§ **EXERCISE**:
Narrow the data below down to the lines containing "Round".

:::::

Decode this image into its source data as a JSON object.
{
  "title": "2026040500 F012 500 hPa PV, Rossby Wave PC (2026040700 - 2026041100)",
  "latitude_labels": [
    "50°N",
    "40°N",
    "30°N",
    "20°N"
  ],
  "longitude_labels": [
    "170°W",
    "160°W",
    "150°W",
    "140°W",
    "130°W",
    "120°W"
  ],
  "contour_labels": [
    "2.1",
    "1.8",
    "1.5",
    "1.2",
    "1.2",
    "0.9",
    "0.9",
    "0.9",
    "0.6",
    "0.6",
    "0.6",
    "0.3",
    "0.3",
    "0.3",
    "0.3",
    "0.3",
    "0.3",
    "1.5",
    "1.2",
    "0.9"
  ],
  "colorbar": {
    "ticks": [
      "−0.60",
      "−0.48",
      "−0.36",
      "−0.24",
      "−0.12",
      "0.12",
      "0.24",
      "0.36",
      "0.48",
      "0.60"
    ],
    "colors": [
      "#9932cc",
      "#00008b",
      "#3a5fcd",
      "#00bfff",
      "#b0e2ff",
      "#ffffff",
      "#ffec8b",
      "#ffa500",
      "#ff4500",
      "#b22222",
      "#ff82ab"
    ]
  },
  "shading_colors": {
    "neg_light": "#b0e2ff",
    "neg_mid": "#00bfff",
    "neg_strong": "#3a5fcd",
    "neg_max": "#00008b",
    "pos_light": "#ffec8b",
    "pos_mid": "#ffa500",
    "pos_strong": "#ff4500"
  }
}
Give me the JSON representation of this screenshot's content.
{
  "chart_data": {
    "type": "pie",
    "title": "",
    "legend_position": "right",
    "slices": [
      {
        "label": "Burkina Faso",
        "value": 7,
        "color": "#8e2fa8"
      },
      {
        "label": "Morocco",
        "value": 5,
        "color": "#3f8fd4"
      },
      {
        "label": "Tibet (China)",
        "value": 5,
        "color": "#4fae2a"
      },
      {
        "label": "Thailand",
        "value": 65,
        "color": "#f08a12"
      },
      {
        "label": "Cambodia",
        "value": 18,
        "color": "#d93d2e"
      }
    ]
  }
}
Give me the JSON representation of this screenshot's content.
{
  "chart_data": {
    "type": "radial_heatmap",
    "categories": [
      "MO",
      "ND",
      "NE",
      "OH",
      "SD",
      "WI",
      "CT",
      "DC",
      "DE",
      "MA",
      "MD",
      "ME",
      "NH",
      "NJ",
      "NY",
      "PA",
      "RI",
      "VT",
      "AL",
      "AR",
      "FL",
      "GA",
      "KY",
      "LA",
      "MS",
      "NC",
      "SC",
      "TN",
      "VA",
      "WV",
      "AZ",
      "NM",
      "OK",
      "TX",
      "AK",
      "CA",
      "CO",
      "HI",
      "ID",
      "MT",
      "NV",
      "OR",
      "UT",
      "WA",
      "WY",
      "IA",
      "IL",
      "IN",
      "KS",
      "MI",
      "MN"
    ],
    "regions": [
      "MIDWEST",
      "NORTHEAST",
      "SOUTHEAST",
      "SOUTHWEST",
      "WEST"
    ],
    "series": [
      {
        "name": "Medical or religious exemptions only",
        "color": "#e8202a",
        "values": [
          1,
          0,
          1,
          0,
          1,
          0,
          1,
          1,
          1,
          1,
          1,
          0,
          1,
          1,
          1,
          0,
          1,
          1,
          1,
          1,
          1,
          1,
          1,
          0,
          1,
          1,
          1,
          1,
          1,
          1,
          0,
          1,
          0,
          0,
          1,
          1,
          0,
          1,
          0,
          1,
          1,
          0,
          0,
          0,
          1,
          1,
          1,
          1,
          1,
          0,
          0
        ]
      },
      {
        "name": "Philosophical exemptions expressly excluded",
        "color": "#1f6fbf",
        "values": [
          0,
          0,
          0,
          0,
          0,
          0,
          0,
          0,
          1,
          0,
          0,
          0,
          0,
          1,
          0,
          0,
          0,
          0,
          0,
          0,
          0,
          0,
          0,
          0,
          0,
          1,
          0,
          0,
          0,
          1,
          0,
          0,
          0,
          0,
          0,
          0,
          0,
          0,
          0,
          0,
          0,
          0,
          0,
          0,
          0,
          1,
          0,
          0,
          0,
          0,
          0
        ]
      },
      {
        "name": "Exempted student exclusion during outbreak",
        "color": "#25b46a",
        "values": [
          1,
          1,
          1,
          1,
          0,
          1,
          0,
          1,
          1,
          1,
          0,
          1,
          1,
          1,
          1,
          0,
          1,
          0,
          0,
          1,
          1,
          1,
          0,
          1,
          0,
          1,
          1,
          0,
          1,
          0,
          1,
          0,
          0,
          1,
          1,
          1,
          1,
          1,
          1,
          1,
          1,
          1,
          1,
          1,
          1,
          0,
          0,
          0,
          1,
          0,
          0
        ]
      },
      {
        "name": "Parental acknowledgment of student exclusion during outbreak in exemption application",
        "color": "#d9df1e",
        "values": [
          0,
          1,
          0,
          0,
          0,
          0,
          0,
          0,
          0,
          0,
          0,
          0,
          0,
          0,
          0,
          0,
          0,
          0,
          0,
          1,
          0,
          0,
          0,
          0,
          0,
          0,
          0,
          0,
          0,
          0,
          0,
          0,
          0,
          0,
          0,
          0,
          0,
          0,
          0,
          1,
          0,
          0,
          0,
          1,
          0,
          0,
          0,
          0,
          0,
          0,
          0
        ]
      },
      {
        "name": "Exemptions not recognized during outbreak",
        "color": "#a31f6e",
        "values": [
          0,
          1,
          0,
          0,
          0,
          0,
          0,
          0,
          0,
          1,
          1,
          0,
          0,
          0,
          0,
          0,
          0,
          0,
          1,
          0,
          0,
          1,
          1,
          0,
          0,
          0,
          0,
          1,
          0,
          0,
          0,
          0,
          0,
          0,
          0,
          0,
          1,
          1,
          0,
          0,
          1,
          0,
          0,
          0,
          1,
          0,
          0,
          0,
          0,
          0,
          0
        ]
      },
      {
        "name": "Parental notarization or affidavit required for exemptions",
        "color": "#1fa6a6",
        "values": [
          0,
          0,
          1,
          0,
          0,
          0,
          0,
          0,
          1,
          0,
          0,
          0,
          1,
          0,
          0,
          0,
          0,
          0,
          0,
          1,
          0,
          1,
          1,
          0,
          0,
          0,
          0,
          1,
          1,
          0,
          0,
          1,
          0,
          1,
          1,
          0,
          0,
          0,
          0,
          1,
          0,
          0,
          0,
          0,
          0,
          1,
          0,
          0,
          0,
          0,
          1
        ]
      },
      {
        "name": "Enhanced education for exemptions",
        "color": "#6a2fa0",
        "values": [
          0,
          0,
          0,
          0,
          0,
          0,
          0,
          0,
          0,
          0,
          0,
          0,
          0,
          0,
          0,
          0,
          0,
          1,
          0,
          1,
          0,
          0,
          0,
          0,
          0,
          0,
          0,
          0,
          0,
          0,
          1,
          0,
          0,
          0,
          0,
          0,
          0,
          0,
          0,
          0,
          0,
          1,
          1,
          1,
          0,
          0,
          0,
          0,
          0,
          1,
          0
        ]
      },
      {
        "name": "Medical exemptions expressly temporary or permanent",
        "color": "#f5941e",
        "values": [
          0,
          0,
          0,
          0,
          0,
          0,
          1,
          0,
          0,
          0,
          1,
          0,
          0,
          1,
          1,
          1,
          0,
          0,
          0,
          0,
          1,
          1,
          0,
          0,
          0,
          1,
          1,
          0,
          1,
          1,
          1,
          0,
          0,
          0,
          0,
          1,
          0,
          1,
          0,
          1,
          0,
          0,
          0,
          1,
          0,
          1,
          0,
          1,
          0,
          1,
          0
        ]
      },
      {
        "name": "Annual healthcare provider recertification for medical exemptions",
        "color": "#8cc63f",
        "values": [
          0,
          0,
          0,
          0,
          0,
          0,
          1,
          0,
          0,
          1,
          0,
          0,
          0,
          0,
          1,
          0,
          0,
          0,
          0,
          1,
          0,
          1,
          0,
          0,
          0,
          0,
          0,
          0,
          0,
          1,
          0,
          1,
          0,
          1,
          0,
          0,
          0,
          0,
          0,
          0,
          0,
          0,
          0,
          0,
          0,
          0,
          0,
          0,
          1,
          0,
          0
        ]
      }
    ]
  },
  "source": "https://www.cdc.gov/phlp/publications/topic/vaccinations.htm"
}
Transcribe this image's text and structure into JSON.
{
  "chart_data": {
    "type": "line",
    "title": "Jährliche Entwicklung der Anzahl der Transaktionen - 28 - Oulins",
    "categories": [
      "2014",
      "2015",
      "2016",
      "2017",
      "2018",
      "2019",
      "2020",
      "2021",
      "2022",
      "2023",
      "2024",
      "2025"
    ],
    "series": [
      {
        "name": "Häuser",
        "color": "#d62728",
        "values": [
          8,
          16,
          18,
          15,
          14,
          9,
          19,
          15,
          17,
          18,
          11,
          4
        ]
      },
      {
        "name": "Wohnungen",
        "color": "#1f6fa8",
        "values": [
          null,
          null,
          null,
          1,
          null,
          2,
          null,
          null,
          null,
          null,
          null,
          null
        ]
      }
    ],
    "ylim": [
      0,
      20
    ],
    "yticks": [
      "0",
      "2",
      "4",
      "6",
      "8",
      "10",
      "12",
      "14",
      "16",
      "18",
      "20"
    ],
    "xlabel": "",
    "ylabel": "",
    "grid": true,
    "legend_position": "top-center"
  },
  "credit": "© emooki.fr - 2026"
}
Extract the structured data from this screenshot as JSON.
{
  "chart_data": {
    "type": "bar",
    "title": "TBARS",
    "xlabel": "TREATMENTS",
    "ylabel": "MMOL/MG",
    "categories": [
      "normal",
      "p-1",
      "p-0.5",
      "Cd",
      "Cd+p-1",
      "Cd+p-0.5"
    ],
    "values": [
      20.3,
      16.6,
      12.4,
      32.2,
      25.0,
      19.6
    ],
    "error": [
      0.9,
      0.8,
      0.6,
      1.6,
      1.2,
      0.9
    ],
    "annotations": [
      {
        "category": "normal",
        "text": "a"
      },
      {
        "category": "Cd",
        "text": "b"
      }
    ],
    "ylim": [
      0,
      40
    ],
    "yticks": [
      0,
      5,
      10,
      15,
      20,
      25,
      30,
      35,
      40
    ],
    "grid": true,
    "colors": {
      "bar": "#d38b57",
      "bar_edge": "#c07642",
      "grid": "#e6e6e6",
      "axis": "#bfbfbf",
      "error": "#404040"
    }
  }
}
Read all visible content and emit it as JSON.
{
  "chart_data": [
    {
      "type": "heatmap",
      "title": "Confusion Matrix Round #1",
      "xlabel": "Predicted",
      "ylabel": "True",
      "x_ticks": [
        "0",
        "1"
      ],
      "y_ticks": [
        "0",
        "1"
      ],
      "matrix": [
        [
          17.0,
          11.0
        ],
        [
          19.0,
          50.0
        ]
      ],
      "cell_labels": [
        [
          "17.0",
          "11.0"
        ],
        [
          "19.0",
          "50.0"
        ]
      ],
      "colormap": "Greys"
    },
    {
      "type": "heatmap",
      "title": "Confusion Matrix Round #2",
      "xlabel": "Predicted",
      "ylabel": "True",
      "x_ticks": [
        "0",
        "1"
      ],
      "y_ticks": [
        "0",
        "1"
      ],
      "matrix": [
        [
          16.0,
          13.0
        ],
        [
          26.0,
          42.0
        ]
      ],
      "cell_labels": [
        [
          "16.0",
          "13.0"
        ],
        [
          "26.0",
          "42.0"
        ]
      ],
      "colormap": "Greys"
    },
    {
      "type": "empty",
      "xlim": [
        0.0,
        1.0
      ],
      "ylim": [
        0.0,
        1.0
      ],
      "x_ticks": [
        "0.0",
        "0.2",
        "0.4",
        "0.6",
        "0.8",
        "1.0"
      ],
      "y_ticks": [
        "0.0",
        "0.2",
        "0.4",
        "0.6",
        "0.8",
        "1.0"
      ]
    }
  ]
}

:::::

§ **FULL OUTPUT**:
      "title": "Confusion Matrix Round #1",
      "title": "Confusion Matrix Round #2",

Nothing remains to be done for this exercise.